"""

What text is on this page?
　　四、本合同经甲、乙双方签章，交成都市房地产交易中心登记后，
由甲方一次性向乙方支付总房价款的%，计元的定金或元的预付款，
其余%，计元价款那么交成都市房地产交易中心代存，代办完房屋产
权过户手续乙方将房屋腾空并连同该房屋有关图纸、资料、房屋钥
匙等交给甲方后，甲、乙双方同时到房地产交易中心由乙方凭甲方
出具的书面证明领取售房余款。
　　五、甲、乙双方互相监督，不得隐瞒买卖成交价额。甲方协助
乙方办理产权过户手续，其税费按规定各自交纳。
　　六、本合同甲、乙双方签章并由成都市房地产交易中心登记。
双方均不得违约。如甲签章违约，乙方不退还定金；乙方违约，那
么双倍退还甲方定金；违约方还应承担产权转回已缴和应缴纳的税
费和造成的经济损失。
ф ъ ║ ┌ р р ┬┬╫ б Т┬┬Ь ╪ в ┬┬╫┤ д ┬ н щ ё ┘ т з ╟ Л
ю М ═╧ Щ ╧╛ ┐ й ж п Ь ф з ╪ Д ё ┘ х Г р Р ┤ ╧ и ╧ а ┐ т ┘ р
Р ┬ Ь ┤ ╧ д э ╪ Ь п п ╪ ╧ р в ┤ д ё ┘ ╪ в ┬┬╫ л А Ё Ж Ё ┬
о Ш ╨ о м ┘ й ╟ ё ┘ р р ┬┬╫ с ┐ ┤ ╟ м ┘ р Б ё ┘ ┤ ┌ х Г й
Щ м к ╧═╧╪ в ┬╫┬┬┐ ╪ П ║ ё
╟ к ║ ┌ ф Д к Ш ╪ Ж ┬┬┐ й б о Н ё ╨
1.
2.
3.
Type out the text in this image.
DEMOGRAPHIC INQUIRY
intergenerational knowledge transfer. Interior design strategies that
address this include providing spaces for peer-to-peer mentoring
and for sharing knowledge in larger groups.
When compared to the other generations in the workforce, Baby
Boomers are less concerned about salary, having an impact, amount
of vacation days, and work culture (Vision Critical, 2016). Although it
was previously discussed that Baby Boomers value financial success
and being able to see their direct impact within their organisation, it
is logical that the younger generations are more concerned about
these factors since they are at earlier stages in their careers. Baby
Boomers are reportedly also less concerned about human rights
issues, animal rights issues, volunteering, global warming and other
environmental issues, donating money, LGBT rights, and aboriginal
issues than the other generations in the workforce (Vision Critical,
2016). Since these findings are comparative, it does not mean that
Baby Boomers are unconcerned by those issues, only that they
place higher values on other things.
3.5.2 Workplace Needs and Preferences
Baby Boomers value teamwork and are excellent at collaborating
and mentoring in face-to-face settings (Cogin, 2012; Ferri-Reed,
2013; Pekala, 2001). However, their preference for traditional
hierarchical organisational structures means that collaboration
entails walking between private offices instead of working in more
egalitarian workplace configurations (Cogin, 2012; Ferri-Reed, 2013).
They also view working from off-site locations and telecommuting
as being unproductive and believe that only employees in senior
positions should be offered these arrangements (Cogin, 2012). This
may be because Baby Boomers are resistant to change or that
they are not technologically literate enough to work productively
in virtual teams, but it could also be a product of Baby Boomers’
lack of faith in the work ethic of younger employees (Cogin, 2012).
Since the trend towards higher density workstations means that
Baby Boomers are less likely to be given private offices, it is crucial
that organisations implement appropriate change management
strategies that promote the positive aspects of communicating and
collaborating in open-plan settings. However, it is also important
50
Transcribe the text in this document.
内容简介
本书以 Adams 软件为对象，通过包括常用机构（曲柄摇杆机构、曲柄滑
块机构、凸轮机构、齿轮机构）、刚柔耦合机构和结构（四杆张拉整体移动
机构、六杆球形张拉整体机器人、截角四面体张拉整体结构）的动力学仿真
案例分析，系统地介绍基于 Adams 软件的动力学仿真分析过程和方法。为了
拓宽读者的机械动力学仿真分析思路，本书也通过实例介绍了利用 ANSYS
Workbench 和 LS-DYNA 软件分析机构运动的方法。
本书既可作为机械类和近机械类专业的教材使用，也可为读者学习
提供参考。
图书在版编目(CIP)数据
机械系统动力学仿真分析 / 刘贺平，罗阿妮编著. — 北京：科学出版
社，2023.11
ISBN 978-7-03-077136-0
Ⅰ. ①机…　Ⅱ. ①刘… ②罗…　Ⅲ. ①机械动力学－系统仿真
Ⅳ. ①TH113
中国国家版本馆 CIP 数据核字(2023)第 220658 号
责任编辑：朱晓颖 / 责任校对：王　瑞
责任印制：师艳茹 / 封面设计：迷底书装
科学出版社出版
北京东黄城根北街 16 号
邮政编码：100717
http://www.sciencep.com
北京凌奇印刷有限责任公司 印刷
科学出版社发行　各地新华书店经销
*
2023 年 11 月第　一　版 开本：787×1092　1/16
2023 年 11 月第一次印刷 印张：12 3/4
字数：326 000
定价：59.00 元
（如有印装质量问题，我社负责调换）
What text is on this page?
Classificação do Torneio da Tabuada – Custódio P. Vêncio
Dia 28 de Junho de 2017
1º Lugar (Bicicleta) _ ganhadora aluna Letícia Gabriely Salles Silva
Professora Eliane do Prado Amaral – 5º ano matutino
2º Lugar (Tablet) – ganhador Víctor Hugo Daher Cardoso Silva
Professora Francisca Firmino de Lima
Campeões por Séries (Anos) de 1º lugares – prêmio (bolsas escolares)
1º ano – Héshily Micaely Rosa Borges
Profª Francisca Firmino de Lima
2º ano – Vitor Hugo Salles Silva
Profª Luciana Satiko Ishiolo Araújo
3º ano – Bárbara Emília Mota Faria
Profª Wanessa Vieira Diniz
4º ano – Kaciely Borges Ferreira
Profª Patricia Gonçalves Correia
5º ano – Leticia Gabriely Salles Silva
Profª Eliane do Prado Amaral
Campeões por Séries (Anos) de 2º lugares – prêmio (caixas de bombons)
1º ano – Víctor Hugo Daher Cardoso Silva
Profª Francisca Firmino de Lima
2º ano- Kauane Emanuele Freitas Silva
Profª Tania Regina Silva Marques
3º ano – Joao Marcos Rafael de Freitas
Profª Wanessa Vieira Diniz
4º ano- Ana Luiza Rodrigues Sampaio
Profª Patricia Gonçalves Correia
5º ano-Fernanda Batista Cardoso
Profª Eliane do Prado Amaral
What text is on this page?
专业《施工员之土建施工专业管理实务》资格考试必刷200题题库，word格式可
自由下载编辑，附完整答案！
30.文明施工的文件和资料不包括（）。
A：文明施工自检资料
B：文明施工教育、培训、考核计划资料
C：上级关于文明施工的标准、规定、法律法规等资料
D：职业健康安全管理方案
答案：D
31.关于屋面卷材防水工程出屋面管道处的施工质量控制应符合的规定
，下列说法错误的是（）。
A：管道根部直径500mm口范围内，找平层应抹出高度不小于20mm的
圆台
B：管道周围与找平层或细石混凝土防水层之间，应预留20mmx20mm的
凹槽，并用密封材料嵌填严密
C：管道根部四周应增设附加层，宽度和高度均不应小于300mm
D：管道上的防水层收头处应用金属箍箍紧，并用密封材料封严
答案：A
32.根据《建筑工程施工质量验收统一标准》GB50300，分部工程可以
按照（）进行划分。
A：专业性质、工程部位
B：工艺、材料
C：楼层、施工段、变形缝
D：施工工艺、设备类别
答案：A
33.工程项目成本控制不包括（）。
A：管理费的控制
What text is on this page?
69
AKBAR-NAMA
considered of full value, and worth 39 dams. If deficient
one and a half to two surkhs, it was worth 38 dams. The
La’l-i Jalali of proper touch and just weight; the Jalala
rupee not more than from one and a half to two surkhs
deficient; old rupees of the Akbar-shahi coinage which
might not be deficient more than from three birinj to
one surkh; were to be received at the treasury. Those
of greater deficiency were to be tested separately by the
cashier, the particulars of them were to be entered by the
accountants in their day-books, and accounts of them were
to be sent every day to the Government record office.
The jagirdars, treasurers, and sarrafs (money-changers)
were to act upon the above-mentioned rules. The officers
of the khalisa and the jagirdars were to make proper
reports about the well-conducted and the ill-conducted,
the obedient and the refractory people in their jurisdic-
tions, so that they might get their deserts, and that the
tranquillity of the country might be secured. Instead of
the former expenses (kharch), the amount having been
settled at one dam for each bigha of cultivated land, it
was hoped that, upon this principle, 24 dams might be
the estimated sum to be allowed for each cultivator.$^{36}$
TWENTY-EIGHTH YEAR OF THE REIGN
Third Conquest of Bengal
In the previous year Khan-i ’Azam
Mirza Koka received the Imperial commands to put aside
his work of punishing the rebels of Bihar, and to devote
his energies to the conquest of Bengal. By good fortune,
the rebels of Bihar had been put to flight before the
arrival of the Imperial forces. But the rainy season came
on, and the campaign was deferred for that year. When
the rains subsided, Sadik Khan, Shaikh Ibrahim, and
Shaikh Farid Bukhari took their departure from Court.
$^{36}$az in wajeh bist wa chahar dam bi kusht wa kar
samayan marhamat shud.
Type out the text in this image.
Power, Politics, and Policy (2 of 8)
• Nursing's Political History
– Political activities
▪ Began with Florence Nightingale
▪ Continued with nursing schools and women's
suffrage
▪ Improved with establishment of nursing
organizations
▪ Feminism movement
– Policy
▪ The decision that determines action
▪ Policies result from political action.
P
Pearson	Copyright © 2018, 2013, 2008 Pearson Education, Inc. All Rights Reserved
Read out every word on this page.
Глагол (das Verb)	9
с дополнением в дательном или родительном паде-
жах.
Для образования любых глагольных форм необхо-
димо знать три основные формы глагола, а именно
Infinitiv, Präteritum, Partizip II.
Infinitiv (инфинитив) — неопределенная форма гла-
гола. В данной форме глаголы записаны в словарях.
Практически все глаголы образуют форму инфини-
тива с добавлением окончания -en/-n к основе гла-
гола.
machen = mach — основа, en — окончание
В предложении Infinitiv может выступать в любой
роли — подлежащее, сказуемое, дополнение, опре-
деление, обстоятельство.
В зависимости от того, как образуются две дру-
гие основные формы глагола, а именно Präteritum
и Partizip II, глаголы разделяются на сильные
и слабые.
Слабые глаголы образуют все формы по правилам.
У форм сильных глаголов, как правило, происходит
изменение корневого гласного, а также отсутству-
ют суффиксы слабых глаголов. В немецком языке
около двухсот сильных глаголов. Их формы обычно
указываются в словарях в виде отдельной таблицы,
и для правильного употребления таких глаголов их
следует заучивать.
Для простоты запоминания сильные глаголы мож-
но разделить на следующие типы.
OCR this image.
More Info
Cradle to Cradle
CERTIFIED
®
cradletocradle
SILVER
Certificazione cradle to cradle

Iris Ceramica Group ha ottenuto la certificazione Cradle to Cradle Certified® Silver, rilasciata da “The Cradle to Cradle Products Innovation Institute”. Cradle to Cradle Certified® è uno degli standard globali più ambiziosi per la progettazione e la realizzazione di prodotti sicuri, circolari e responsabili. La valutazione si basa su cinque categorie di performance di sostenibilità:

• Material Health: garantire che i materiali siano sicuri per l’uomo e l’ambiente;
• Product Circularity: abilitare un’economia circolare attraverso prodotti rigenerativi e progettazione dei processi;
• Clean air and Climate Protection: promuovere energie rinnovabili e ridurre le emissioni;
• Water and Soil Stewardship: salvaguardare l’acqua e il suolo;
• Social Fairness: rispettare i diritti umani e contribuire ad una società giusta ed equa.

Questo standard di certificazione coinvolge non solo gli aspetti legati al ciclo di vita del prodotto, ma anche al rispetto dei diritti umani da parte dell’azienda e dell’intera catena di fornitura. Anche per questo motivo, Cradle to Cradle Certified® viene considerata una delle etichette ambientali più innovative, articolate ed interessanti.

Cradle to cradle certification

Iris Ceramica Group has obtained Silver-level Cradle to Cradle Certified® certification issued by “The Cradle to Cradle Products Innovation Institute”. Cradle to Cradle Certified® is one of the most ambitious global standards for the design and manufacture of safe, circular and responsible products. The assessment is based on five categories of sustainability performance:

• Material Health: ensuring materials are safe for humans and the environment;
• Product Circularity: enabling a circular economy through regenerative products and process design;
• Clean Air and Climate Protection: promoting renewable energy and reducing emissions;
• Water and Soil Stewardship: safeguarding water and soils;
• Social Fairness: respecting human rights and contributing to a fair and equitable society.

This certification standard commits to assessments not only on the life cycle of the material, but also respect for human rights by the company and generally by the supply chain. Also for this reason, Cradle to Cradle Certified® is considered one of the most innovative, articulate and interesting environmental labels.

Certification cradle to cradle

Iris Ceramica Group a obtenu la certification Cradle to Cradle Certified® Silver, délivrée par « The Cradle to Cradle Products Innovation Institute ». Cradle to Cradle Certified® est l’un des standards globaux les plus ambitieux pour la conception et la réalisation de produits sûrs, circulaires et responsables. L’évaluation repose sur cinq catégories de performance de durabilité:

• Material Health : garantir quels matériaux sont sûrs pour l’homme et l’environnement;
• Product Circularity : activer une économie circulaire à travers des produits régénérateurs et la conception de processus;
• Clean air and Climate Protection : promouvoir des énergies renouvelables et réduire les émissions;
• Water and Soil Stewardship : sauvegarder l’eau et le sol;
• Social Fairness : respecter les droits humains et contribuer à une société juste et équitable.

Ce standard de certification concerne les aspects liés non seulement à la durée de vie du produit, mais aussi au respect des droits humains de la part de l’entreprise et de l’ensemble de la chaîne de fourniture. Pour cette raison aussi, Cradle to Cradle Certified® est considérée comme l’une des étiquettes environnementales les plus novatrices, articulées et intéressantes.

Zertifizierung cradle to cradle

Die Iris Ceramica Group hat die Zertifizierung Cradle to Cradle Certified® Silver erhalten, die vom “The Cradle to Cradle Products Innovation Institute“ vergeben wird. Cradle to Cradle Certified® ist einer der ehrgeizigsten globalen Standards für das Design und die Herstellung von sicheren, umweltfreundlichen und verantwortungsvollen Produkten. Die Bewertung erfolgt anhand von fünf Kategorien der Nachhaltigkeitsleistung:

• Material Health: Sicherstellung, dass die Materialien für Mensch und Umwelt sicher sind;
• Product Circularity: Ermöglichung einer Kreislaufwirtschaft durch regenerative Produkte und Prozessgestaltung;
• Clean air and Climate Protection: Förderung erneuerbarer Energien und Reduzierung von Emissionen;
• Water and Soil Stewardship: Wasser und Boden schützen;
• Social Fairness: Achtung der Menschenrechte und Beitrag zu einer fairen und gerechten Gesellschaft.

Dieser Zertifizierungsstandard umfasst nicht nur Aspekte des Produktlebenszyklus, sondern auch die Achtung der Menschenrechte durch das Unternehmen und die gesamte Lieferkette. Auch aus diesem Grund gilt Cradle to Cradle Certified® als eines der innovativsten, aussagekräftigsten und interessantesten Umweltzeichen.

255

"""

- **Exercise details**:
Wherever the word "these" occurs in a line of the listing, copy that line.

- **Output for this task**:
these factors since they are at earlier stages in their careers. Baby
2016). Since these findings are comparative, it does not mean that
positions should be offered these arrangements (Cogin, 2012). This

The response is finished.